◆ **AIM OF THE EXERCISE**
Pictures stay out of your copy, but everything else in the records below must be repeated exactly.

◆ **TASK INPUTS**
§
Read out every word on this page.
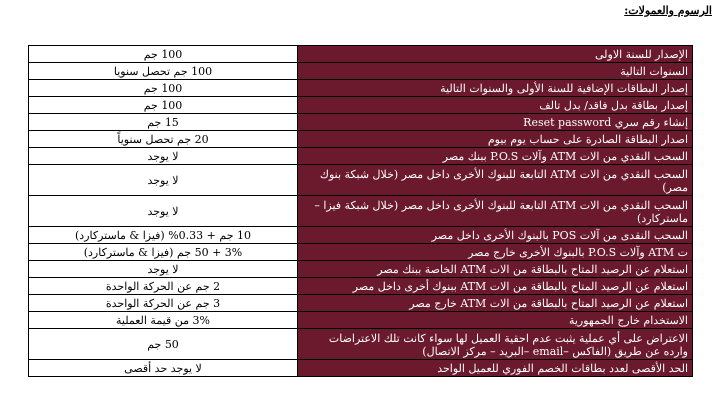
الرسوم والعمولات:
الإصدار للسنة الاولى	100 جم
السنوات التالية	100 جم تحصل سنويا
إصدار البطاقات الإضافية للسنة الأولى والسنوات التالية	100 جم
إصدار بطاقة بدل فاقد/ بدل تالف	100 جم
إنشاء رقم سري Reset password	15 جم
اصدار البطاقة الصادرة على حساب يوم بيوم	20 جم تحصل سنوياً
السحب النقدي من الات ATM وآلات P.O.S ببنك مصر	لا يوجد
السحب النقدي من الات ATM التابعة للبنوك الأخرى داخل مصر (خلال شبكة بنوك مصر)	لا يوجد
السحب النقدي من الات ATM التابعة للبنوك الأخرى داخل مصر (خلال شبكة فيزا – ماستركارد)	لا يوجد
السحب النقدى من آلات POS بالبنوك الأخرى داخل مصر	10 جم + 0.33% (فيزا & ماستركارد)
ت ATM وآلات P.O.S بالبنوك الأخرى خارج مصر	3% + 50 جم (فيزا & ماستركارد)
استعلام عن الرصيد المتاح بالبطاقة من الات ATM الخاصة ببنك مصر	لا يوجد
استعلام عن الرصيد المتاح بالبطاقة من الات ATM ببنوك أخرى داخل مصر	2 جم عن الحركة الواحدة
استعلام عن الرصيد المتاح بالبطاقة من الات ATM خارج مصر	3 جم عن الحركة الواحدة
الاستخدام خارج الجمهورية	3% من قيمة العملية
الاعتراض على أي عملية يثبت عدم احقية العميل لها سواء كانت تلك الاعتراضات وارده عن طريق (الفاكس –email –البريد – مركز الاتصال)	50 جم
الحد الأقصى لعدد بطاقات الخصم الفوري للعميل الواحد	لا يوجد حد أقصى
§
◆ **RESPONSE**
Read out every word on this page.
الرسوم والعمولات:
الإصدار للسنة الاولى	100 جم
السنوات التالية	100 جم تحصل سنويا
إصدار البطاقات الإضافية للسنة الأولى والسنوات التالية	100 جم
إصدار بطاقة بدل فاقد/ بدل تالف	100 جم
إنشاء رقم سري Reset password	15 جم
اصدار البطاقة الصادرة على حساب يوم بيوم	20 جم تحصل سنوياً
السحب النقدي من الات ATM وآلات P.O.S ببنك مصر	لا يوجد
السحب النقدي من الات ATM التابعة للبنوك الأخرى داخل مصر (خلال شبكة بنوك مصر)	لا يوجد
السحب النقدي من الات ATM التابعة للبنوك الأخرى داخل مصر (خلال شبكة فيزا – ماستركارد)	لا يوجد
السحب النقدى من آلات POS بالبنوك الأخرى داخل مصر	10 جم + 0.33% (فيزا & ماستركارد)
ت ATM وآلات P.O.S بالبنوك الأخرى خارج مصر	3% + 50 جم (فيزا & ماستركارد)
استعلام عن الرصيد المتاح بالبطاقة من الات ATM الخاصة ببنك مصر	لا يوجد
استعلام عن الرصيد المتاح بالبطاقة من الات ATM ببنوك أخرى داخل مصر	2 جم عن الحركة الواحدة
استعلام عن الرصيد المتاح بالبطاقة من الات ATM خارج مصر	3 جم عن الحركة الواحدة
الاستخدام خارج الجمهورية	3% من قيمة العملية
الاعتراض على أي عملية يثبت عدم احقية العميل لها سواء كانت تلك الاعتراضات وارده عن طريق (الفاكس –email –البريد – مركز الاتصال)	50 جم
الحد الأقصى لعدد بطاقات الخصم الفوري للعميل الواحد	لا يوجد حد أقصى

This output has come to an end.